• _Goal_
Rewrite the lines below as a numbered list, skipping any blank lines and leaving out the pictures.
[START Data to use]
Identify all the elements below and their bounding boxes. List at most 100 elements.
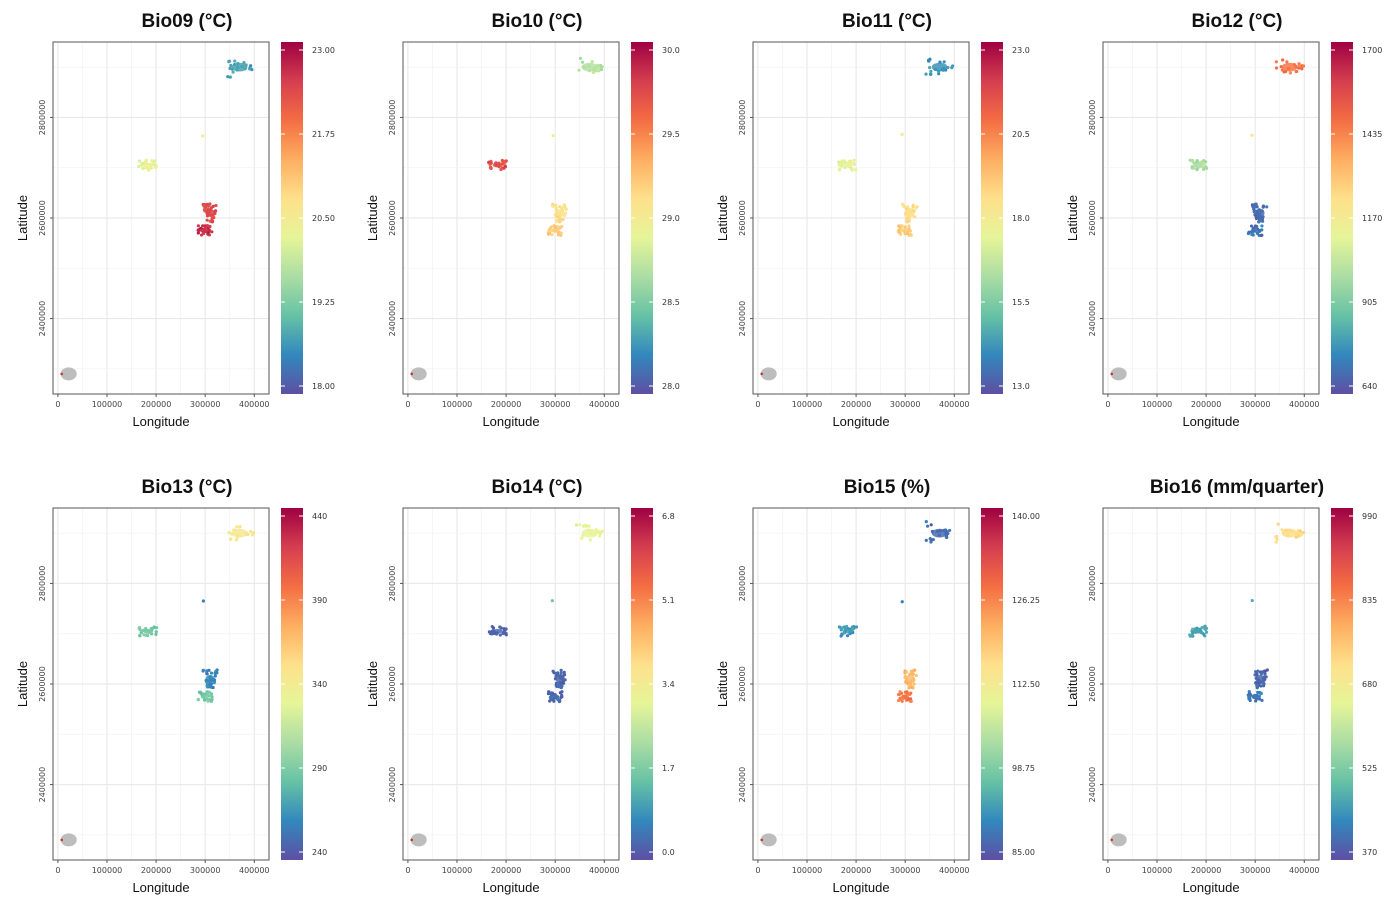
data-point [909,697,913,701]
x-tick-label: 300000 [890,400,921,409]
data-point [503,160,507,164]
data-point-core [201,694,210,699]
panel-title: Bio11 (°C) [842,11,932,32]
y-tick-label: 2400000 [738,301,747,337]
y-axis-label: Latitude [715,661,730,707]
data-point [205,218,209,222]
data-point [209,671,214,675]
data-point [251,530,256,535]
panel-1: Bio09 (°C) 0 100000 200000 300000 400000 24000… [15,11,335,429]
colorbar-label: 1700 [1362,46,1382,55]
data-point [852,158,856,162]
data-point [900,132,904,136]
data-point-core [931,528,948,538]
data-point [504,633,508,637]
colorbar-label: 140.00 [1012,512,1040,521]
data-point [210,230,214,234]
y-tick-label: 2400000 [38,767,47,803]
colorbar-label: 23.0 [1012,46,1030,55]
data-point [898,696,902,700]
[END Data to use]
• _Correct answer_
1. Identify all the elements below and their bounding boxes. List at most 100 elements.
2. data-point [909,697,913,701]
3. x-tick-label: 300000 [890,400,921,409]
4. data-point [503,160,507,164]
5. data-point-core [201,694,210,699]
6. panel-title: Bio11 (°C) [842,11,932,32]
7. y-tick-label: 2400000 [738,301,747,337]
8. y-axis-label: Latitude [715,661,730,707]
9. data-point [205,218,209,222]
10. data-point [209,671,214,675]
11. data-point [251,530,256,535]
12. panel-1: Bio09 (°C) 0 100000 200000 300000 400000 24000… [15,11,335,429]
13. colorbar-label: 1700 [1362,46,1382,55]
14. data-point [852,158,856,162]
15. data-point [900,132,904,136]
16. data-point-core [931,528,948,538]
17. data-point [504,633,508,637]
18. colorbar-label: 140.00 [1012,512,1040,521]
19. data-point [210,230,214,234]
20. y-tick-label: 2400000 [38,767,47,803]
21. colorbar-label: 23.0 [1012,46,1030,55]
22. data-point [898,696,902,700]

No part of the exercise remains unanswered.